[Items from a figure collection]
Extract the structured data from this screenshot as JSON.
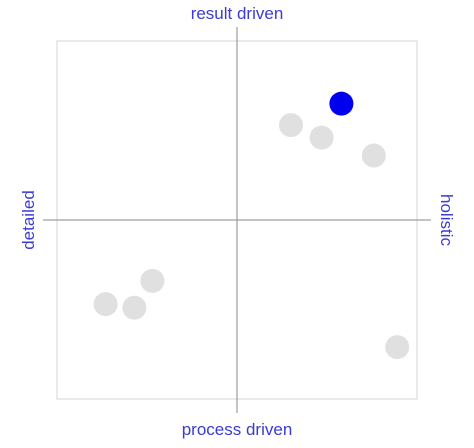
{
  "colors": {
    "label": "#3b3bd4",
    "highlight": "#0000ee",
    "muted_point": "#e0e0e0",
    "frame": "#d6d6d6",
    "axis": "#8a8a8a"
  },
  "chart_data": {
    "type": "scatter",
    "title": "",
    "axes": {
      "top": "result driven",
      "bottom": "process driven",
      "left": "detailed",
      "right": "holistic"
    },
    "xlim": [
      -1,
      1
    ],
    "ylim": [
      -1,
      1
    ],
    "grid": false,
    "points": [
      {
        "x": 0.58,
        "y": 0.65,
        "highlighted": true
      },
      {
        "x": 0.3,
        "y": 0.53,
        "highlighted": false
      },
      {
        "x": 0.47,
        "y": 0.46,
        "highlighted": false
      },
      {
        "x": 0.76,
        "y": 0.36,
        "highlighted": false
      },
      {
        "x": -0.47,
        "y": -0.34,
        "highlighted": false
      },
      {
        "x": -0.73,
        "y": -0.47,
        "highlighted": false
      },
      {
        "x": -0.57,
        "y": -0.49,
        "highlighted": false
      },
      {
        "x": 0.89,
        "y": -0.71,
        "highlighted": false
      }
    ]
  }
}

> DIRECTIONS FOR THIS TASK
Transcribe the full listing character for character. Pictures are excluded.

> SOLVED EXERCISE
Extract the structured data from this screenshot as JSON.
{
  "colors": {
    "label": "#3b3bd4",
    "highlight": "#0000ee",
    "muted_point": "#e0e0e0",
    "frame": "#d6d6d6",
    "axis": "#8a8a8a"
  },
  "chart_data": {
    "type": "scatter",
    "title": "",
    "axes": {
      "top": "result driven",
      "bottom": "process driven",
      "left": "detailed",
      "right": "holistic"
    },
    "xlim": [
      -1,
      1
    ],
    "ylim": [
      -1,
      1
    ],
    "grid": false,
    "points": [
      {
        "x": 0.58,
        "y": 0.65,
        "highlighted": true
      },
      {
        "x": 0.3,
        "y": 0.53,
        "highlighted": false
      },
      {
        "x": 0.47,
        "y": 0.46,
        "highlighted": false
      },
      {
        "x": 0.76,
        "y": 0.36,
        "highlighted": false
      },
      {
        "x": -0.47,
        "y": -0.34,
        "highlighted": false
      },
      {
        "x": -0.73,
        "y": -0.47,
        "highlighted": false
      },
      {
        "x": -0.57,
        "y": -0.49,
        "highlighted": false
      },
      {
        "x": 0.89,
        "y": -0.71,
        "highlighted": false
      }
    ]
  }
}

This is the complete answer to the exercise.